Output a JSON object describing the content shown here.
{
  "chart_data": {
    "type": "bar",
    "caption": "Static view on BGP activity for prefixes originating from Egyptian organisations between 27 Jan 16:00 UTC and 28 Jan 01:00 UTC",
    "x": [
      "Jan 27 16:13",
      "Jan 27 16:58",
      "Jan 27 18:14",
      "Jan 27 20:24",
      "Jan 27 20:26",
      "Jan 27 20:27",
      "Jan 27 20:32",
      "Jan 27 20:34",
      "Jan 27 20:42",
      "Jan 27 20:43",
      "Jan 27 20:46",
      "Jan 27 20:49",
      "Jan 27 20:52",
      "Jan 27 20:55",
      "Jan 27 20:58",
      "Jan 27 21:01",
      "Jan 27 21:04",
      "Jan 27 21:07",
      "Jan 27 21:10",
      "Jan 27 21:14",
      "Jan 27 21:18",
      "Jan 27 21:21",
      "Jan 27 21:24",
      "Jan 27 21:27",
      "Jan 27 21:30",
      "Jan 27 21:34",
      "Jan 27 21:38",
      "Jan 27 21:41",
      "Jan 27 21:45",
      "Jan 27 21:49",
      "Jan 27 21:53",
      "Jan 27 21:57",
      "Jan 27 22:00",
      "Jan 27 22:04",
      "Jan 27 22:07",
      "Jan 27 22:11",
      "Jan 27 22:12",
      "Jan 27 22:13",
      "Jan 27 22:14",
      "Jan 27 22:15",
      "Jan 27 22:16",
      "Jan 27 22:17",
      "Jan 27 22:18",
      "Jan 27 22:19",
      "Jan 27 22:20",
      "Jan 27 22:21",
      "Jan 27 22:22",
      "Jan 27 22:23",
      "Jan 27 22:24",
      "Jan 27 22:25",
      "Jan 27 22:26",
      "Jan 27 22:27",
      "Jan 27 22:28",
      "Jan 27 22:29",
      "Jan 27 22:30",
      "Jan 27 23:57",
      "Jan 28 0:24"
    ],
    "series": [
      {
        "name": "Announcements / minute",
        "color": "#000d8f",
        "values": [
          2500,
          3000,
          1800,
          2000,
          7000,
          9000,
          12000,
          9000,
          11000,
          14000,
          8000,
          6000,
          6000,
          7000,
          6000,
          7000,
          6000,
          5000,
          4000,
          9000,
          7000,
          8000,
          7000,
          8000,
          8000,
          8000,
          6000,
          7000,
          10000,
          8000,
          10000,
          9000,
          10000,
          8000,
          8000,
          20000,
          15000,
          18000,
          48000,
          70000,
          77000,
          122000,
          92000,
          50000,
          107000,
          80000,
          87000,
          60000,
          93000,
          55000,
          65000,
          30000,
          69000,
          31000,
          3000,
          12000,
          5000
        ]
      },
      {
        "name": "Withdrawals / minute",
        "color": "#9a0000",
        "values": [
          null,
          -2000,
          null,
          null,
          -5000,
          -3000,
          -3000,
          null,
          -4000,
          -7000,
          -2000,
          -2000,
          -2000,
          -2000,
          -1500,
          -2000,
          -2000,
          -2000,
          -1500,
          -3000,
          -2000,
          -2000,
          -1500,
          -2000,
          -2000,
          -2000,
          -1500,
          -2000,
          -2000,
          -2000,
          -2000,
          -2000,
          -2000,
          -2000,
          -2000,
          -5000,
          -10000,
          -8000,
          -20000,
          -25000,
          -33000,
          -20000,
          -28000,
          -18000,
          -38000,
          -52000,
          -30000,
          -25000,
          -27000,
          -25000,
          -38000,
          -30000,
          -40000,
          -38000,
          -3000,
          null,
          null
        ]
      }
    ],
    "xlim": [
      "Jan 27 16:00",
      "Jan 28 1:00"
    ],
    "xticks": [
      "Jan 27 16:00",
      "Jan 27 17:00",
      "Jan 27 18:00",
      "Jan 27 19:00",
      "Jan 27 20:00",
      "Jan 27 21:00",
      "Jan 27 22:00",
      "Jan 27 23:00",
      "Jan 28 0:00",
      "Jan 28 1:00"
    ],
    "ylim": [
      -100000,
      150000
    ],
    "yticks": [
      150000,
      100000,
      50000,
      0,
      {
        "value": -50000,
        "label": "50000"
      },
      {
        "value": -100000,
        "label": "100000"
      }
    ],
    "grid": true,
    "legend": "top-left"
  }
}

## YOUR INSTRUCTIONS
Provide the number of lines in the entries that include "minute", and no other text.

## REPLY TO THE EXERCISE
2